Your task is to repeat the entries word for word while leaving out the pictures.

------------------------------------------------------------------------

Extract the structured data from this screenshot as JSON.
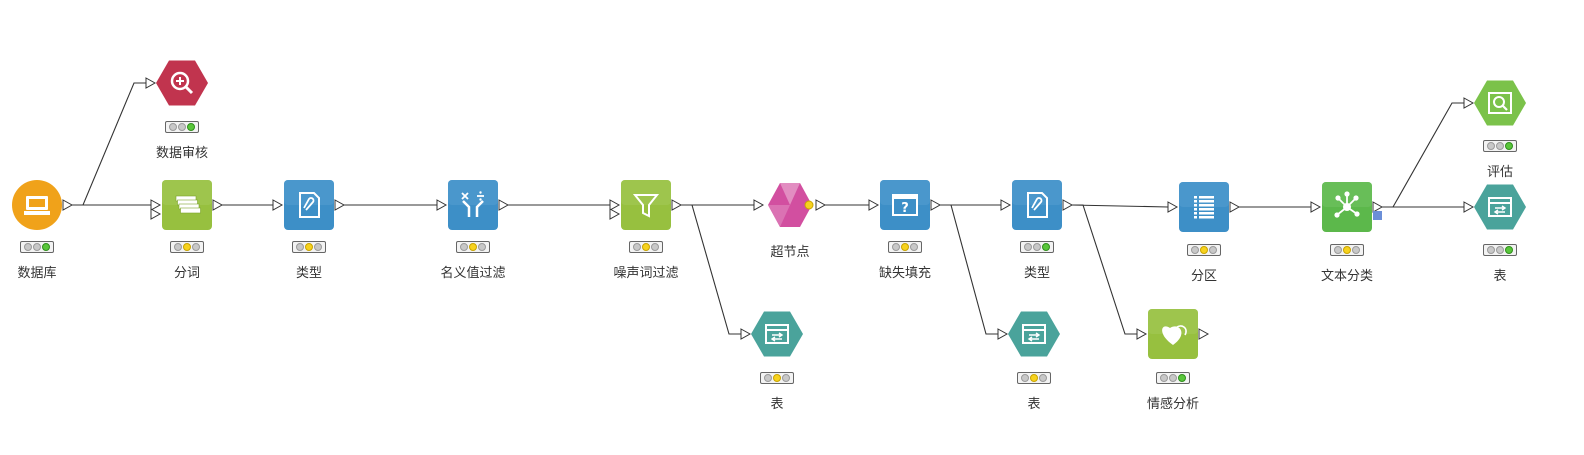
{
  "nodes": [
    {
      "id": "db",
      "label": "数据库",
      "icon": "database-icon",
      "shape": "circle",
      "color": "#f0a21a",
      "status": "green"
    },
    {
      "id": "audit",
      "label": "数据审核",
      "icon": "zoom-in-icon",
      "shape": "hexagon",
      "color": "#c1344e",
      "status": "green"
    },
    {
      "id": "seg",
      "label": "分词",
      "icon": "document-stack-icon",
      "shape": "square",
      "color": "#97c03f",
      "status": "yellow"
    },
    {
      "id": "type1",
      "label": "类型",
      "icon": "attachment-document-icon",
      "shape": "square",
      "color": "#3d8fc7",
      "status": "yellow"
    },
    {
      "id": "nominal",
      "label": "名义值过滤",
      "icon": "split-operators-icon",
      "shape": "square",
      "color": "#3d8fc7",
      "status": "yellow"
    },
    {
      "id": "noise",
      "label": "噪声词过滤",
      "icon": "filter-funnel-icon",
      "shape": "square",
      "color": "#97c03f",
      "status": "yellow"
    },
    {
      "id": "table1",
      "label": "表",
      "icon": "table-icon",
      "shape": "hexagon",
      "color": "#4aa39b",
      "status": "yellow"
    },
    {
      "id": "super",
      "label": "超节点",
      "icon": "supernode-diamond-icon",
      "shape": "diamond",
      "color": "#d24fa0",
      "status": "none"
    },
    {
      "id": "fill",
      "label": "缺失填充",
      "icon": "question-window-icon",
      "shape": "square",
      "color": "#3d8fc7",
      "status": "yellow"
    },
    {
      "id": "type2",
      "label": "类型",
      "icon": "attachment-document-icon",
      "shape": "square",
      "color": "#3d8fc7",
      "status": "green"
    },
    {
      "id": "table2",
      "label": "表",
      "icon": "table-icon",
      "shape": "hexagon",
      "color": "#4aa39b",
      "status": "yellow"
    },
    {
      "id": "partition",
      "label": "分区",
      "icon": "list-lines-icon",
      "shape": "square",
      "color": "#3d8fc7",
      "status": "yellow"
    },
    {
      "id": "sentiment",
      "label": "情感分析",
      "icon": "hearts-icon",
      "shape": "square",
      "color": "#97c03f",
      "status": "green"
    },
    {
      "id": "textcls",
      "label": "文本分类",
      "icon": "network-nodes-icon",
      "shape": "square",
      "color": "#5cb84b",
      "status": "yellow"
    },
    {
      "id": "eval",
      "label": "评估",
      "icon": "magnifier-window-icon",
      "shape": "hexagon",
      "color": "#7bc24a",
      "status": "green"
    },
    {
      "id": "table3",
      "label": "表",
      "icon": "table-icon",
      "shape": "hexagon",
      "color": "#4aa39b",
      "status": "green"
    }
  ],
  "edges": [
    {
      "from": "db",
      "to": "audit"
    },
    {
      "from": "db",
      "to": "seg"
    },
    {
      "from": "seg",
      "to": "type1"
    },
    {
      "from": "type1",
      "to": "nominal"
    },
    {
      "from": "nominal",
      "to": "noise"
    },
    {
      "from": "noise",
      "to": "super"
    },
    {
      "from": "noise",
      "to": "table1"
    },
    {
      "from": "super",
      "to": "fill"
    },
    {
      "from": "fill",
      "to": "type2"
    },
    {
      "from": "fill",
      "to": "table2"
    },
    {
      "from": "type2",
      "to": "partition"
    },
    {
      "from": "type2",
      "to": "sentiment"
    },
    {
      "from": "partition",
      "to": "textcls"
    },
    {
      "from": "textcls",
      "to": "eval"
    },
    {
      "from": "textcls",
      "to": "table3"
    }
  ]
}
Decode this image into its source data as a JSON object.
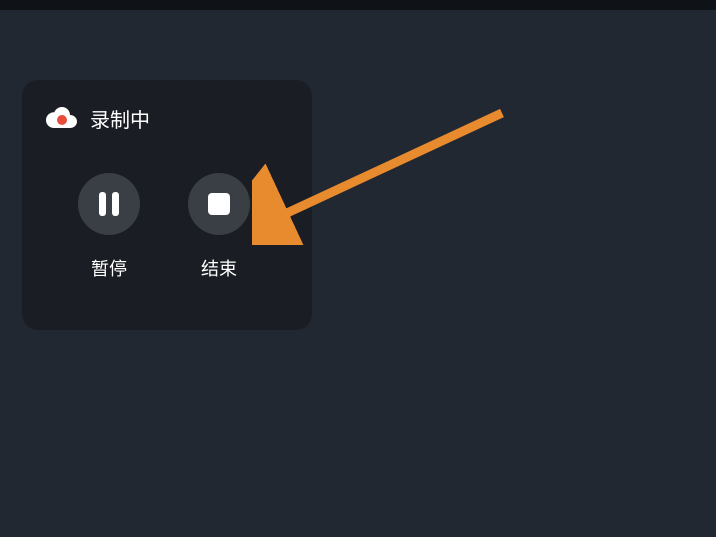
{
  "panel": {
    "title": "录制中",
    "pause_label": "暂停",
    "stop_label": "结束"
  },
  "annotation": {
    "arrow_color": "#e88a2e"
  }
}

------------------------------------------------------------------------

### SOLVED EXERCISE
Extract the structured data from this screenshot as JSON.
{
  "nodes": [
    {
      "id": "db",
      "label": "数据库",
      "icon": "database-icon",
      "shape": "circle",
      "color": "#f0a21a",
      "status": "green"
    },
    {
      "id": "audit",
      "label": "数据审核",
      "icon": "zoom-in-icon",
      "shape": "hexagon",
      "color": "#c1344e",
      "status": "green"
    },
    {
      "id": "seg",
      "label": "分词",
      "icon": "document-stack-icon",
      "shape": "square",
      "color": "#97c03f",
      "status": "yellow"
    },
    {
      "id": "type1",
      "label": "类型",
      "icon": "attachment-document-icon",
      "shape": "square",
      "color": "#3d8fc7",
      "status": "yellow"
    },
    {
      "id": "nominal",
      "label": "名义值过滤",
      "icon": "split-operators-icon",
      "shape": "square",
      "color": "#3d8fc7",
      "status": "yellow"
    },
    {
      "id": "noise",
      "label": "噪声词过滤",
      "icon": "filter-funnel-icon",
      "shape": "square",
      "color": "#97c03f",
      "status": "yellow"
    },
    {
      "id": "table1",
      "label": "表",
      "icon": "table-icon",
      "shape": "hexagon",
      "color": "#4aa39b",
      "status": "yellow"
    },
    {
      "id": "super",
      "label": "超节点",
      "icon": "supernode-diamond-icon",
      "shape": "diamond",
      "color": "#d24fa0",
      "status": "none"
    },
    {
      "id": "fill",
      "label": "缺失填充",
      "icon": "question-window-icon",
      "shape": "square",
      "color": "#3d8fc7",
      "status": "yellow"
    },
    {
      "id": "type2",
      "label": "类型",
      "icon": "attachment-document-icon",
      "shape": "square",
      "color": "#3d8fc7",
      "status": "green"
    },
    {
      "id": "table2",
      "label": "表",
      "icon": "table-icon",
      "shape": "hexagon",
      "color": "#4aa39b",
      "status": "yellow"
    },
    {
      "id": "partition",
      "label": "分区",
      "icon": "list-lines-icon",
      "shape": "square",
      "color": "#3d8fc7",
      "status": "yellow"
    },
    {
      "id": "sentiment",
      "label": "情感分析",
      "icon": "hearts-icon",
      "shape": "square",
      "color": "#97c03f",
      "status": "green"
    },
    {
      "id": "textcls",
      "label": "文本分类",
      "icon": "network-nodes-icon",
      "shape": "square",
      "color": "#5cb84b",
      "status": "yellow"
    },
    {
      "id": "eval",
      "label": "评估",
      "icon": "magnifier-window-icon",
      "shape": "hexagon",
      "color": "#7bc24a",
      "status": "green"
    },
    {
      "id": "table3",
      "label": "表",
      "icon": "table-icon",
      "shape": "hexagon",
      "color": "#4aa39b",
      "status": "green"
    }
  ],
  "edges": [
    {
      "from": "db",
      "to": "audit"
    },
    {
      "from": "db",
      "to": "seg"
    },
    {
      "from": "seg",
      "to": "type1"
    },
    {
      "from": "type1",
      "to": "nominal"
    },
    {
      "from": "nominal",
      "to": "noise"
    },
    {
      "from": "noise",
      "to": "super"
    },
    {
      "from": "noise",
      "to": "table1"
    },
    {
      "from": "super",
      "to": "fill"
    },
    {
      "from": "fill",
      "to": "type2"
    },
    {
      "from": "fill",
      "to": "table2"
    },
    {
      "from": "type2",
      "to": "partition"
    },
    {
      "from": "type2",
      "to": "sentiment"
    },
    {
      "from": "partition",
      "to": "textcls"
    },
    {
      "from": "textcls",
      "to": "eval"
    },
    {
      "from": "textcls",
      "to": "table3"
    }
  ]
}
Decode this image into its source data as a JSON object.
{
  "panel": {
    "title": "录制中",
    "pause_label": "暂停",
    "stop_label": "结束"
  },
  "annotation": {
    "arrow_color": "#e88a2e"
  }
}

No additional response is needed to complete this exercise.